• WORK TO DO: Copy verbatim the rows starting at the one containing "UI element localization: list" and ending at the one containing "legend-item-moped: Moped — [780, 81, 1080, 115]", including both.

[Raw rows]
=-=-=

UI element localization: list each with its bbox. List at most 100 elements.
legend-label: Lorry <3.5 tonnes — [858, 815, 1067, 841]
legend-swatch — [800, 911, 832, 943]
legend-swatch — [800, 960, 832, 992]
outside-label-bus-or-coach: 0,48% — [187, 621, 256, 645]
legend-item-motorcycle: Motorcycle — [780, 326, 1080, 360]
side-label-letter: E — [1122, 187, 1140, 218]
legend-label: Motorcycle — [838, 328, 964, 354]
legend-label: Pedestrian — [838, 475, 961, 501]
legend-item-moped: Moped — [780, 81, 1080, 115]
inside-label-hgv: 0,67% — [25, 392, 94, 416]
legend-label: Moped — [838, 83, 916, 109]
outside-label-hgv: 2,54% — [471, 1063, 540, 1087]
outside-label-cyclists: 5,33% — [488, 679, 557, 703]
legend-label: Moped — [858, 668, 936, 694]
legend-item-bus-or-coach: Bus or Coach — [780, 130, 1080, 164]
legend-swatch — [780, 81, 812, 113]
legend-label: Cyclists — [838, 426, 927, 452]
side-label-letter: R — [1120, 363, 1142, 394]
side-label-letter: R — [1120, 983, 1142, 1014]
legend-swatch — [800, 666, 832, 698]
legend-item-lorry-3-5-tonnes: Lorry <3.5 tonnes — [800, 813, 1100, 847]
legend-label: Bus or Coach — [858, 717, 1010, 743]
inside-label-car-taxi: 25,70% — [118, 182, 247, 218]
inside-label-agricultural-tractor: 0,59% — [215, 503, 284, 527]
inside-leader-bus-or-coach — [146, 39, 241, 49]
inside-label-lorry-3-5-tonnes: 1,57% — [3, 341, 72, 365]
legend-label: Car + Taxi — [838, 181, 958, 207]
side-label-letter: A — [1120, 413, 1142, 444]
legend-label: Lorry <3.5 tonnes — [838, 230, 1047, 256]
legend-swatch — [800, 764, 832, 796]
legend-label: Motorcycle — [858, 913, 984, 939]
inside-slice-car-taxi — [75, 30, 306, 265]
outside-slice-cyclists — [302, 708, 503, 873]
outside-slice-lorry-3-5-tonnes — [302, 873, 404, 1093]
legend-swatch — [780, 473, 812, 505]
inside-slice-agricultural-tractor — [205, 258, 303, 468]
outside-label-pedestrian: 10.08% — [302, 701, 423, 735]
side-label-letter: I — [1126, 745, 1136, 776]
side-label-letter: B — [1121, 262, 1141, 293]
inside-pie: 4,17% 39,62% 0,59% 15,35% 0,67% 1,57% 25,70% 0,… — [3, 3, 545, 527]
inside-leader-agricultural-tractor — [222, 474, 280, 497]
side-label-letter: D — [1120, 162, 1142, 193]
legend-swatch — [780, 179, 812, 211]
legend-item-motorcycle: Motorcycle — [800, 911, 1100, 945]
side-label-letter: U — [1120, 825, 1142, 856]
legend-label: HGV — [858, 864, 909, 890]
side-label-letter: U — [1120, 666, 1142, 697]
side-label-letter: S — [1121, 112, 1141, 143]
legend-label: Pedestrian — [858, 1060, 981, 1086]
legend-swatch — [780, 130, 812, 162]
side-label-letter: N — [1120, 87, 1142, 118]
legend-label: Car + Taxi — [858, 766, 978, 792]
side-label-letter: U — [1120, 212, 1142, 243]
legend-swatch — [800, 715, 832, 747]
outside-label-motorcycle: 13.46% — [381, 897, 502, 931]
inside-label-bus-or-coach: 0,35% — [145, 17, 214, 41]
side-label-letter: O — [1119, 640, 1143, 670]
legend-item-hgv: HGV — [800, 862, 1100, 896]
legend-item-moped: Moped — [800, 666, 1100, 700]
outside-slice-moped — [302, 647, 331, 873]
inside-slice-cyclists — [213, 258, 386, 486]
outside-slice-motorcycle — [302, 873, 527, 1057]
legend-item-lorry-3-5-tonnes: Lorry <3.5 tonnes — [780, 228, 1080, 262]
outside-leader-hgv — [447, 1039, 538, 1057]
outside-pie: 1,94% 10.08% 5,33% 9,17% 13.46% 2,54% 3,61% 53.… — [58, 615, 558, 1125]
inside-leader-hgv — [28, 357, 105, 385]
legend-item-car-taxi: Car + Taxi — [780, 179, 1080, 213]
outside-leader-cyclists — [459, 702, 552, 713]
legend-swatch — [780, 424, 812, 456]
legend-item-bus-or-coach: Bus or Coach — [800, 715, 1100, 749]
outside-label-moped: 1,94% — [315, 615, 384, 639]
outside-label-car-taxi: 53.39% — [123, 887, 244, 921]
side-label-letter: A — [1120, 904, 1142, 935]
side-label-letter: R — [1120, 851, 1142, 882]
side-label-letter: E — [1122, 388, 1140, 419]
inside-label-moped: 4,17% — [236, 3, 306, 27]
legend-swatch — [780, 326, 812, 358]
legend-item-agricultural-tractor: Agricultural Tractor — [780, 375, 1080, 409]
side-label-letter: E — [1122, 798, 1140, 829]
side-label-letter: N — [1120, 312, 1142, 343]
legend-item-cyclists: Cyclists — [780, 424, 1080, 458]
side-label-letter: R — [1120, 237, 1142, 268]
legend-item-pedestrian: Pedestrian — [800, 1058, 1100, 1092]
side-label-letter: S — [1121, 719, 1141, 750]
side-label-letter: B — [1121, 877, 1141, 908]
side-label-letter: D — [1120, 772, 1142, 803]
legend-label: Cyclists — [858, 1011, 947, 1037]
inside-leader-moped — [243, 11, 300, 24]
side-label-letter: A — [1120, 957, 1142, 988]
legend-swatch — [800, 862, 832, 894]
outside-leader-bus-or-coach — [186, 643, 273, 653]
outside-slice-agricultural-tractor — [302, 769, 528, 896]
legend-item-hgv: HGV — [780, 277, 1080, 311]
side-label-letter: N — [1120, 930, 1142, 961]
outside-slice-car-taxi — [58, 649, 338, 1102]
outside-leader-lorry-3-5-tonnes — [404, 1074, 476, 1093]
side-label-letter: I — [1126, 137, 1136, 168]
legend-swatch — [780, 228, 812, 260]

=-=-=

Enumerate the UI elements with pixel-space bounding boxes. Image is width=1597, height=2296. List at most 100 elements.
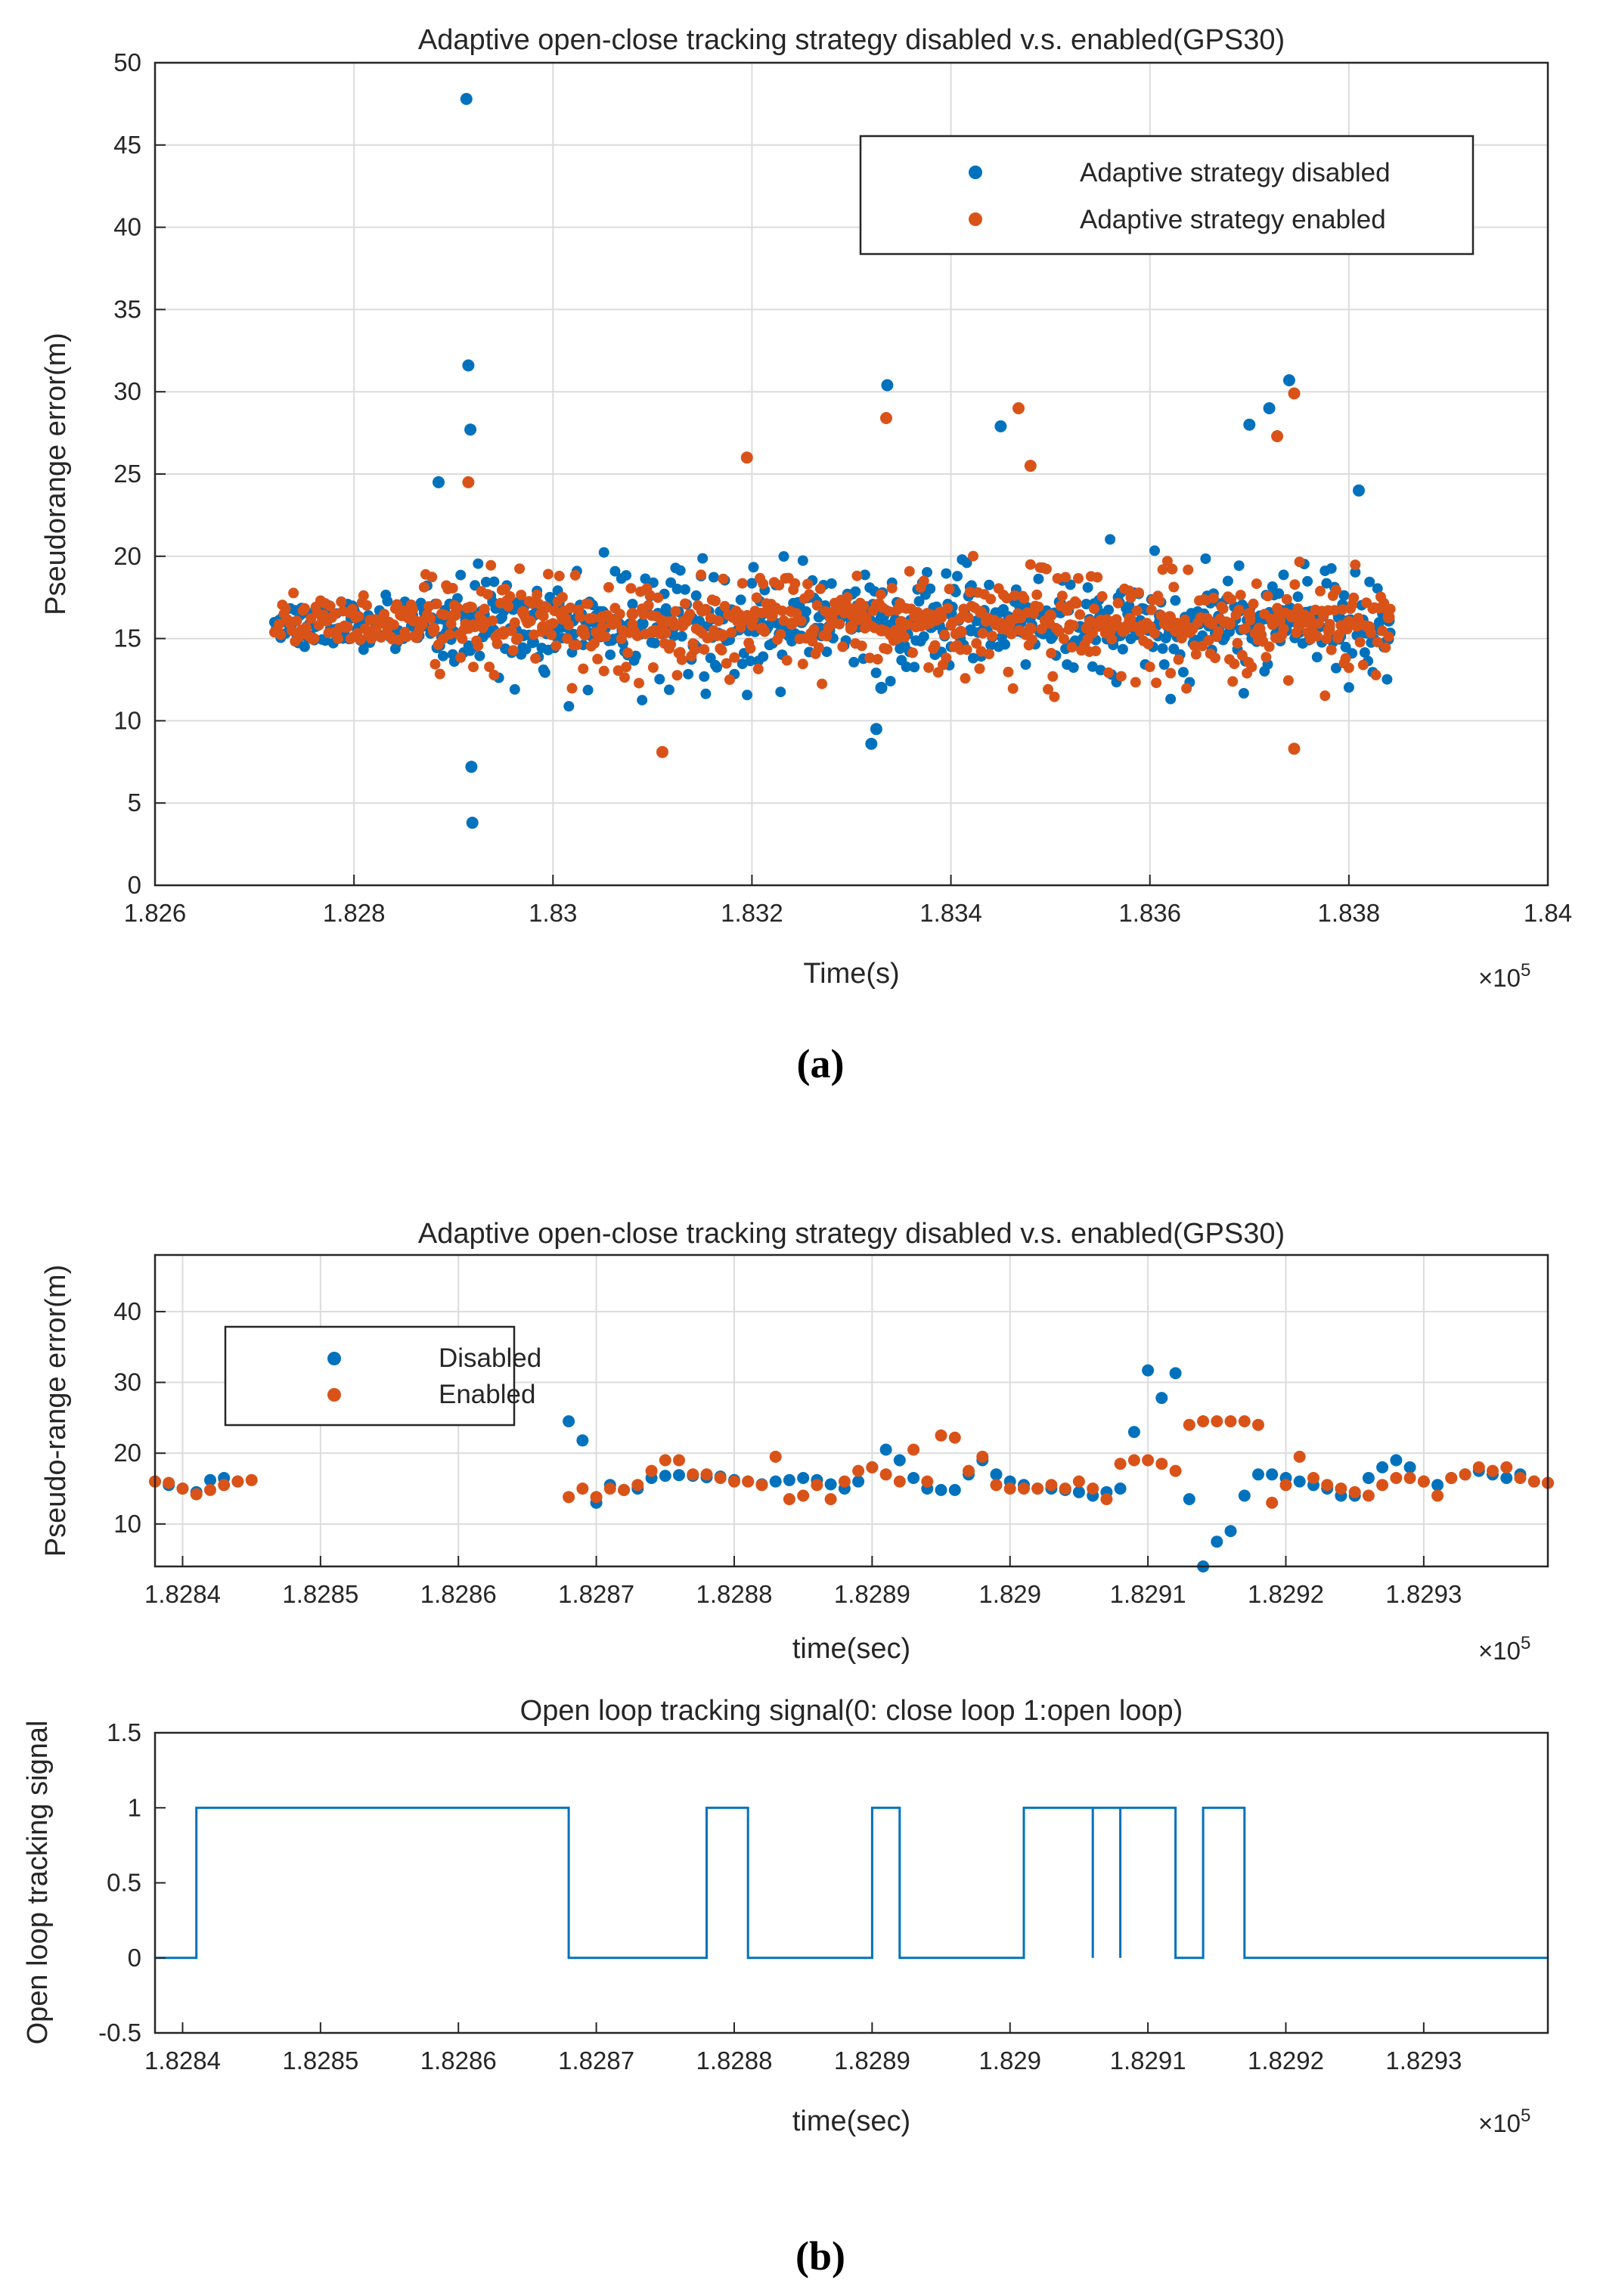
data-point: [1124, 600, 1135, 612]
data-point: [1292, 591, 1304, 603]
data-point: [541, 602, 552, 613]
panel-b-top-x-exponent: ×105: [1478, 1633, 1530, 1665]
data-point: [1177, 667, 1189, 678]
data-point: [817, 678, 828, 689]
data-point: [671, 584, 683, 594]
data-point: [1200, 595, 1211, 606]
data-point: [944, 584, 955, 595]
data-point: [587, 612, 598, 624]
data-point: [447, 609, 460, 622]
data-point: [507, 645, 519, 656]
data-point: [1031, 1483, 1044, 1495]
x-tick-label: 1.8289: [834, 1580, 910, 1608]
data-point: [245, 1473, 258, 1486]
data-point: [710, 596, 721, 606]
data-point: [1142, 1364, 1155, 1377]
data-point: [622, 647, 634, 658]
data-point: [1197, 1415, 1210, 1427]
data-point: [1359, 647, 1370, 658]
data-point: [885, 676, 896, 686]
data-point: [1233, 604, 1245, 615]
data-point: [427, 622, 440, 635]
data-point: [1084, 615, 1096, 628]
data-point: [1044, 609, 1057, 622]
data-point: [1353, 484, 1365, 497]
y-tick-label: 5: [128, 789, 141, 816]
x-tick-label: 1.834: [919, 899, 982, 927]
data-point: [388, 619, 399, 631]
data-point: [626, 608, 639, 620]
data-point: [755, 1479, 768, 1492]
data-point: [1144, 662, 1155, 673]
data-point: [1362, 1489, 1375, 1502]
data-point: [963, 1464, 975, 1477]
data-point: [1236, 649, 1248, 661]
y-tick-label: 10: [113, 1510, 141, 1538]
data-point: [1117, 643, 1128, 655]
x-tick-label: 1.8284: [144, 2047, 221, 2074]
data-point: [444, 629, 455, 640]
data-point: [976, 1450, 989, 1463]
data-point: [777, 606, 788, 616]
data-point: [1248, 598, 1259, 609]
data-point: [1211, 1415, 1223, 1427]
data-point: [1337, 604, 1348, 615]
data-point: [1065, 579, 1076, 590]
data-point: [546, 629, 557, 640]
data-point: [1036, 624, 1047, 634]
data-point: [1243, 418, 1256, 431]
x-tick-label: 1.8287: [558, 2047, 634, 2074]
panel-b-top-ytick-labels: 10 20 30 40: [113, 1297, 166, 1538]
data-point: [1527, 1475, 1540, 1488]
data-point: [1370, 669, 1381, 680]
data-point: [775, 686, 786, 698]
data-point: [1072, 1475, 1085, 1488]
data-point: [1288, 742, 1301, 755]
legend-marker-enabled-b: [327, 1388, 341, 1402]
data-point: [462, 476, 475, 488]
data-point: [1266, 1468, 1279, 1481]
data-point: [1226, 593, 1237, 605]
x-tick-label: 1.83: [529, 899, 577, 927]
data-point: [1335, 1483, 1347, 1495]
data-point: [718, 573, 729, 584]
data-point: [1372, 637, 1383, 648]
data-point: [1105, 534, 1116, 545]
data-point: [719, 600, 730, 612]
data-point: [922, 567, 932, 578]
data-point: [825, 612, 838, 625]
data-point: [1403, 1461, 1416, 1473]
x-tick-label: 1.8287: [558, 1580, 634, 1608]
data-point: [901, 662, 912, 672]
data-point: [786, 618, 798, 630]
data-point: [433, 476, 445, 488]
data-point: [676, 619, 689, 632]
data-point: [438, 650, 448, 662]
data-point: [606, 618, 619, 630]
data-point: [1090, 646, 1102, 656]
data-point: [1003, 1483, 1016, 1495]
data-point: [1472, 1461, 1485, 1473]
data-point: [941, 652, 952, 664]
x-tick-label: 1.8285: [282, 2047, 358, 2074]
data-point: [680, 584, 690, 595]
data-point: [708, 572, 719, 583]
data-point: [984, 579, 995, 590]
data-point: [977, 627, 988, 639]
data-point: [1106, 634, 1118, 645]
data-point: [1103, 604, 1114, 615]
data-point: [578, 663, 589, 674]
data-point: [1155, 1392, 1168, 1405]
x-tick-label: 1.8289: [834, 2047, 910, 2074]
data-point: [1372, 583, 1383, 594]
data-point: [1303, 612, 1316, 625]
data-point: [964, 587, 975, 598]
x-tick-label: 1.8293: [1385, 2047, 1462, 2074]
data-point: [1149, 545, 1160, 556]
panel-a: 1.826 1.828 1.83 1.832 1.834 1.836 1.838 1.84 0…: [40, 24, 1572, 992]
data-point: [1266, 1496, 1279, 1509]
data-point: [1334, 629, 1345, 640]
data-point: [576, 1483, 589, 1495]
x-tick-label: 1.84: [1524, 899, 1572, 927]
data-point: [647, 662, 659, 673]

=-=-=

• RESULT:
UI element localization: list each with its bbox. List at most 100 elements.
legend-label: Lorry <3.5 tonnes — [858, 815, 1067, 841]
legend-swatch — [800, 911, 832, 943]
legend-swatch — [800, 960, 832, 992]
outside-label-bus-or-coach: 0,48% — [187, 621, 256, 645]
legend-item-motorcycle: Motorcycle — [780, 326, 1080, 360]
side-label-letter: E — [1122, 187, 1140, 218]
legend-label: Motorcycle — [838, 328, 964, 354]
legend-label: Pedestrian — [838, 475, 961, 501]
legend-item-moped: Moped — [780, 81, 1080, 115]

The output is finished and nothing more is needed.